## Given instruction
Repeat each entry as written and leave the images out of the copy.

[Stored data]
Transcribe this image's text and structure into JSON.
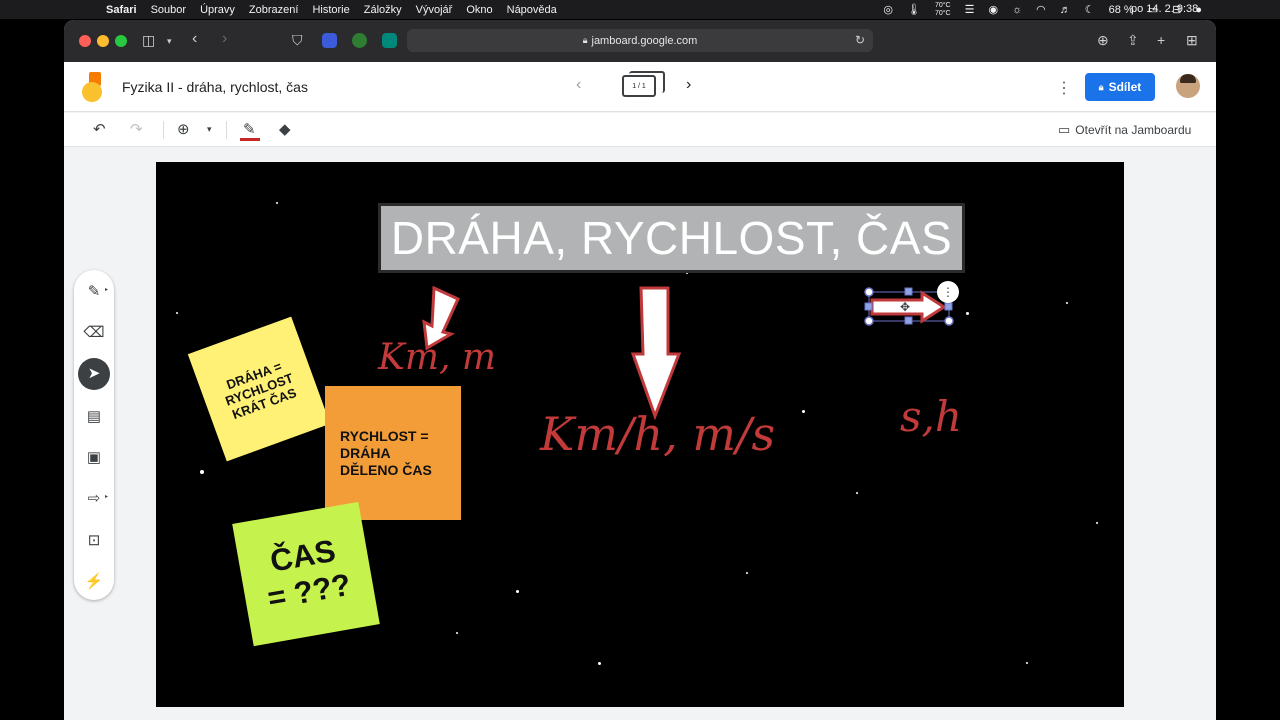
{
  "menubar": {
    "apple": "",
    "items": [
      "Safari",
      "Soubor",
      "Úpravy",
      "Zobrazení",
      "Historie",
      "Záložky",
      "Vývojář",
      "Okno",
      "Nápověda"
    ],
    "temp_top": "70°C",
    "temp_bottom": "70°C",
    "battery": "68 %",
    "clock": "po 14. 2.  9:38"
  },
  "browser": {
    "url": "jamboard.google.com"
  },
  "jamboard": {
    "title": "Fyzika II - dráha, rychlost, čas",
    "frame_counter": "1 / 1",
    "share_label": "Sdílet",
    "open_label": "Otevřít na Jamboardu",
    "pen_color": "#c62828",
    "accent": "#1a73e8"
  },
  "board": {
    "title": "DRÁHA, RYCHLOST, ČAS",
    "notes": {
      "yellow": [
        "DRÁHA =",
        "RYCHLOST",
        "KRÁT ČAS"
      ],
      "orange": [
        "RYCHLOST =",
        "DRÁHA",
        "DĚLENO ČAS"
      ],
      "green": [
        "ČAS",
        "= ???"
      ]
    },
    "hand_km_m": "Km, m",
    "hand_kmh_ms": "Km/h,  m/s",
    "hand_s_h": "s,h"
  }
}
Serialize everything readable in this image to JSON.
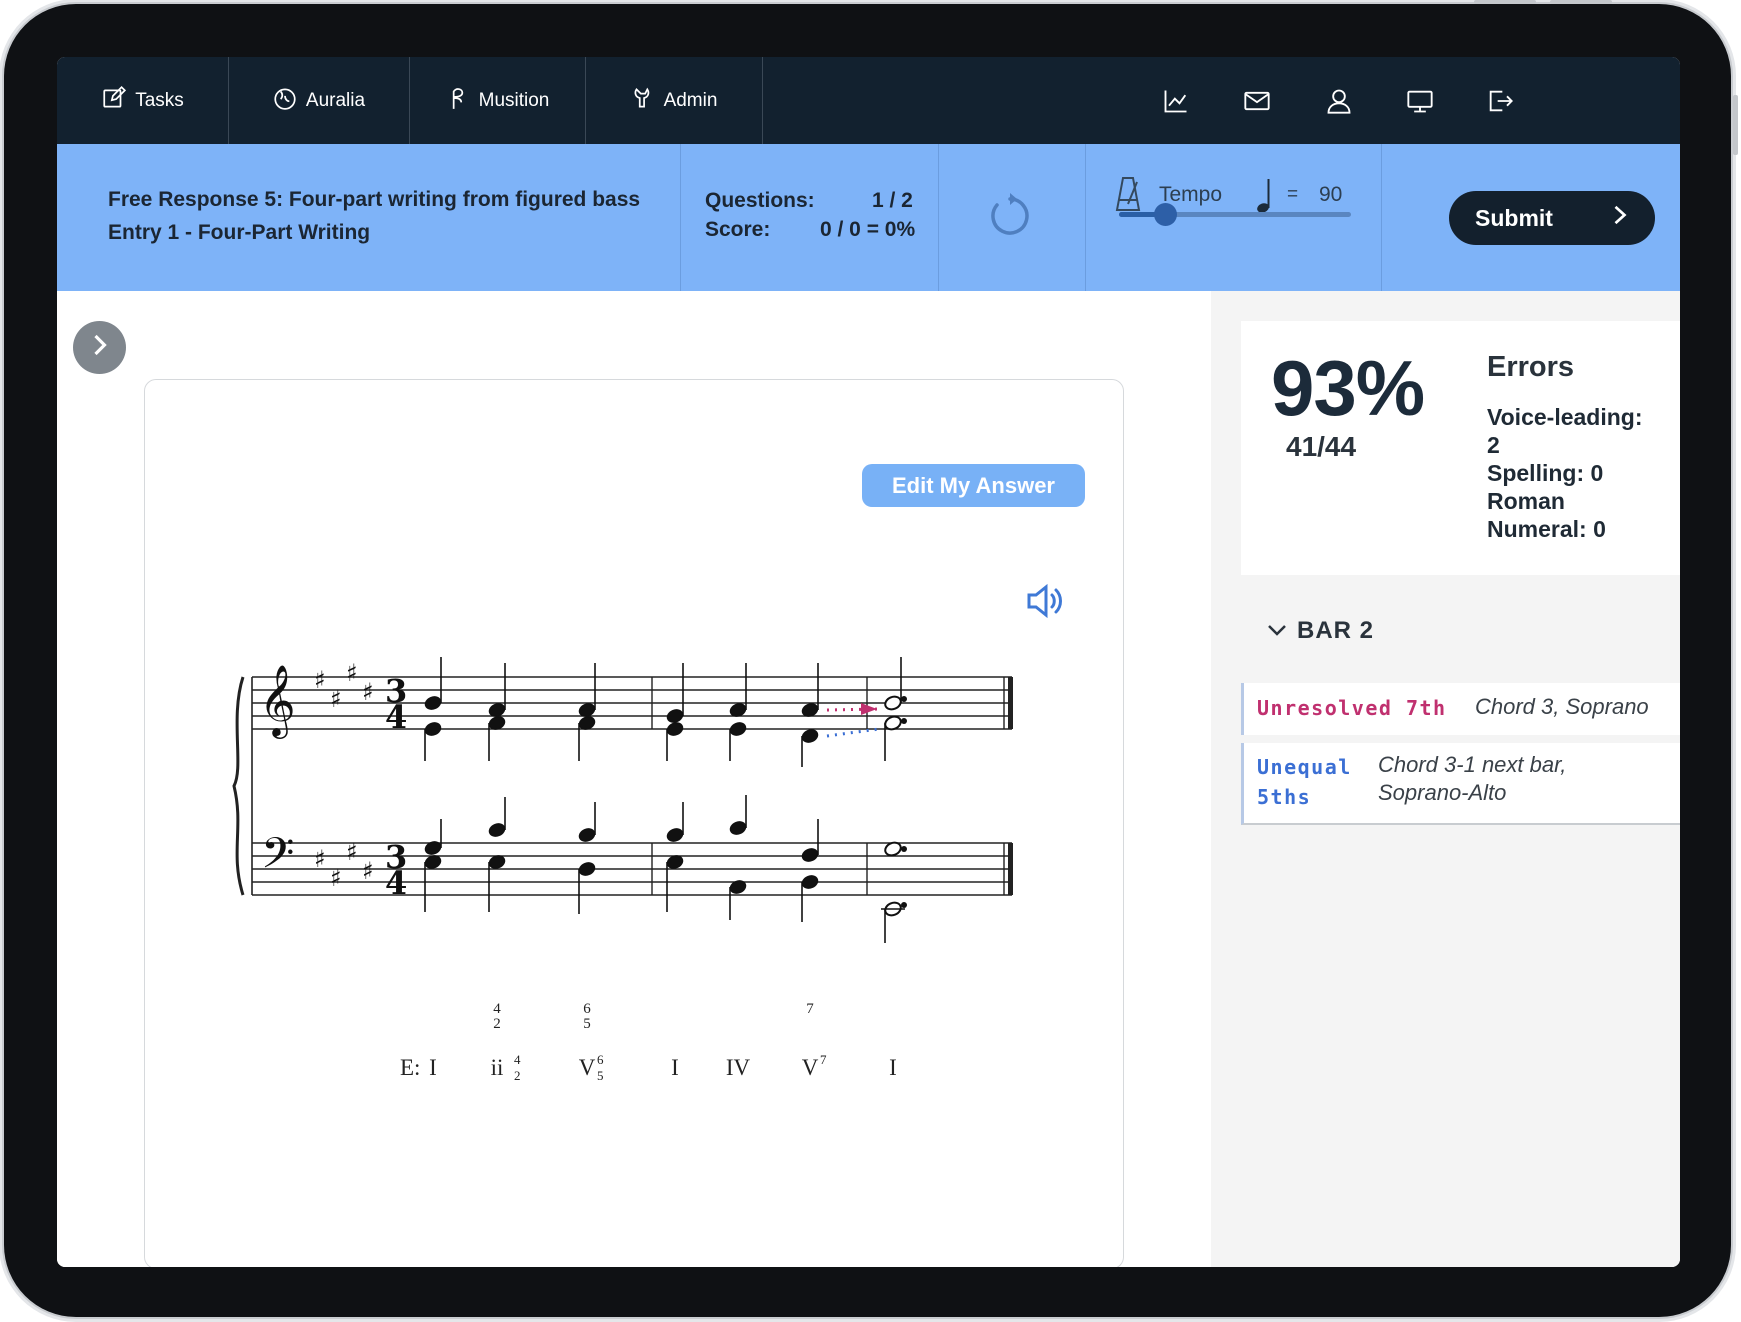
{
  "nav": {
    "items": [
      {
        "label": "Tasks",
        "icon": "edit-icon"
      },
      {
        "label": "Auralia",
        "icon": "auralia-icon"
      },
      {
        "label": "Musition",
        "icon": "musition-icon"
      },
      {
        "label": "Admin",
        "icon": "admin-icon"
      }
    ],
    "right_icons": [
      "chart-icon",
      "mail-icon",
      "user-icon",
      "monitor-icon",
      "logout-icon"
    ]
  },
  "header": {
    "title_line1": "Free Response 5: Four-part writing from figured bass",
    "title_line2": "Entry 1 - Four-Part Writing",
    "questions_label": "Questions:",
    "questions_value": "1 / 2",
    "score_label": "Score:",
    "score_value": "0 / 0 = 0%",
    "tempo_label": "Tempo",
    "tempo_equals": "=",
    "tempo_value": "90",
    "tempo_slider_fraction": 0.2,
    "submit_label": "Submit"
  },
  "main": {
    "edit_button_label": "Edit My Answer",
    "figured_bass": [
      {
        "top": "4",
        "bottom": "2"
      },
      {
        "top": "6",
        "bottom": "5"
      },
      {
        "top": "7",
        "bottom": ""
      }
    ],
    "key_label": "E:",
    "roman_numerals": [
      {
        "base": "I",
        "sup": "",
        "sub": ""
      },
      {
        "base": "ii",
        "sup": "4",
        "sub": "2"
      },
      {
        "base": "V",
        "sup": "6",
        "sub": "5"
      },
      {
        "base": "I",
        "sup": "",
        "sub": ""
      },
      {
        "base": "IV",
        "sup": "",
        "sub": ""
      },
      {
        "base": "V",
        "sup": "7",
        "sub": ""
      },
      {
        "base": "I",
        "sup": "",
        "sub": ""
      }
    ],
    "time_signature": {
      "top": "3",
      "bottom": "4"
    }
  },
  "results": {
    "percent": "93%",
    "fraction": "41/44",
    "errors_heading": "Errors",
    "errors_lines": [
      "Voice-leading:",
      "2",
      "Spelling: 0",
      "Roman",
      "Numeral: 0"
    ],
    "bar_heading": "BAR 2",
    "error_items": [
      {
        "type_lines": [
          "Unresolved 7th"
        ],
        "location_lines": [
          "Chord 3, Soprano"
        ],
        "color": "#c0306f"
      },
      {
        "type_lines": [
          "Unequal",
          "5ths"
        ],
        "location_lines": [
          "Chord 3-1 next bar,",
          "Soprano-Alto"
        ],
        "color": "#3b6fd4"
      }
    ]
  },
  "colors": {
    "nav_bg": "#12212f",
    "band_bg": "#7eb3f8",
    "submit_bg": "#13202d",
    "edit_button_bg": "#78b1f6",
    "unresolved_color": "#c0306f",
    "unequal_color": "#3b6fd4"
  }
}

## Response to the task
Transcribe this image's text and structure into JSON.
{
  "menubar": {
    "apple": "",
    "items": [
      "Safari",
      "Soubor",
      "Úpravy",
      "Zobrazení",
      "Historie",
      "Záložky",
      "Vývojář",
      "Okno",
      "Nápověda"
    ],
    "temp_top": "70°C",
    "temp_bottom": "70°C",
    "battery": "68 %",
    "clock": "po 14. 2.  9:38"
  },
  "browser": {
    "url": "jamboard.google.com"
  },
  "jamboard": {
    "title": "Fyzika II - dráha, rychlost, čas",
    "frame_counter": "1 / 1",
    "share_label": "Sdílet",
    "open_label": "Otevřít na Jamboardu",
    "pen_color": "#c62828",
    "accent": "#1a73e8"
  },
  "board": {
    "title": "DRÁHA, RYCHLOST, ČAS",
    "notes": {
      "yellow": [
        "DRÁHA =",
        "RYCHLOST",
        "KRÁT ČAS"
      ],
      "orange": [
        "RYCHLOST =",
        "DRÁHA",
        "DĚLENO ČAS"
      ],
      "green": [
        "ČAS",
        "= ???"
      ]
    },
    "hand_km_m": "Km, m",
    "hand_kmh_ms": "Km/h,  m/s",
    "hand_s_h": "s,h"
  }
}
Serialize everything readable in this image to JSON.
{
  "nav": {
    "items": [
      {
        "label": "Tasks",
        "icon": "edit-icon"
      },
      {
        "label": "Auralia",
        "icon": "auralia-icon"
      },
      {
        "label": "Musition",
        "icon": "musition-icon"
      },
      {
        "label": "Admin",
        "icon": "admin-icon"
      }
    ],
    "right_icons": [
      "chart-icon",
      "mail-icon",
      "user-icon",
      "monitor-icon",
      "logout-icon"
    ]
  },
  "header": {
    "title_line1": "Free Response 5: Four-part writing from figured bass",
    "title_line2": "Entry 1 - Four-Part Writing",
    "questions_label": "Questions:",
    "questions_value": "1 / 2",
    "score_label": "Score:",
    "score_value": "0 / 0 = 0%",
    "tempo_label": "Tempo",
    "tempo_equals": "=",
    "tempo_value": "90",
    "tempo_slider_fraction": 0.2,
    "submit_label": "Submit"
  },
  "main": {
    "edit_button_label": "Edit My Answer",
    "figured_bass": [
      {
        "top": "4",
        "bottom": "2"
      },
      {
        "top": "6",
        "bottom": "5"
      },
      {
        "top": "7",
        "bottom": ""
      }
    ],
    "key_label": "E:",
    "roman_numerals": [
      {
        "base": "I",
        "sup": "",
        "sub": ""
      },
      {
        "base": "ii",
        "sup": "4",
        "sub": "2"
      },
      {
        "base": "V",
        "sup": "6",
        "sub": "5"
      },
      {
        "base": "I",
        "sup": "",
        "sub": ""
      },
      {
        "base": "IV",
        "sup": "",
        "sub": ""
      },
      {
        "base": "V",
        "sup": "7",
        "sub": ""
      },
      {
        "base": "I",
        "sup": "",
        "sub": ""
      }
    ],
    "time_signature": {
      "top": "3",
      "bottom": "4"
    }
  },
  "results": {
    "percent": "93%",
    "fraction": "41/44",
    "errors_heading": "Errors",
    "errors_lines": [
      "Voice-leading:",
      "2",
      "Spelling: 0",
      "Roman",
      "Numeral: 0"
    ],
    "bar_heading": "BAR 2",
    "error_items": [
      {
        "type_lines": [
          "Unresolved 7th"
        ],
        "location_lines": [
          "Chord 3, Soprano"
        ],
        "color": "#c0306f"
      },
      {
        "type_lines": [
          "Unequal",
          "5ths"
        ],
        "location_lines": [
          "Chord 3-1 next bar,",
          "Soprano-Alto"
        ],
        "color": "#3b6fd4"
      }
    ]
  },
  "colors": {
    "nav_bg": "#12212f",
    "band_bg": "#7eb3f8",
    "submit_bg": "#13202d",
    "edit_button_bg": "#78b1f6",
    "unresolved_color": "#c0306f",
    "unequal_color": "#3b6fd4"
  }
}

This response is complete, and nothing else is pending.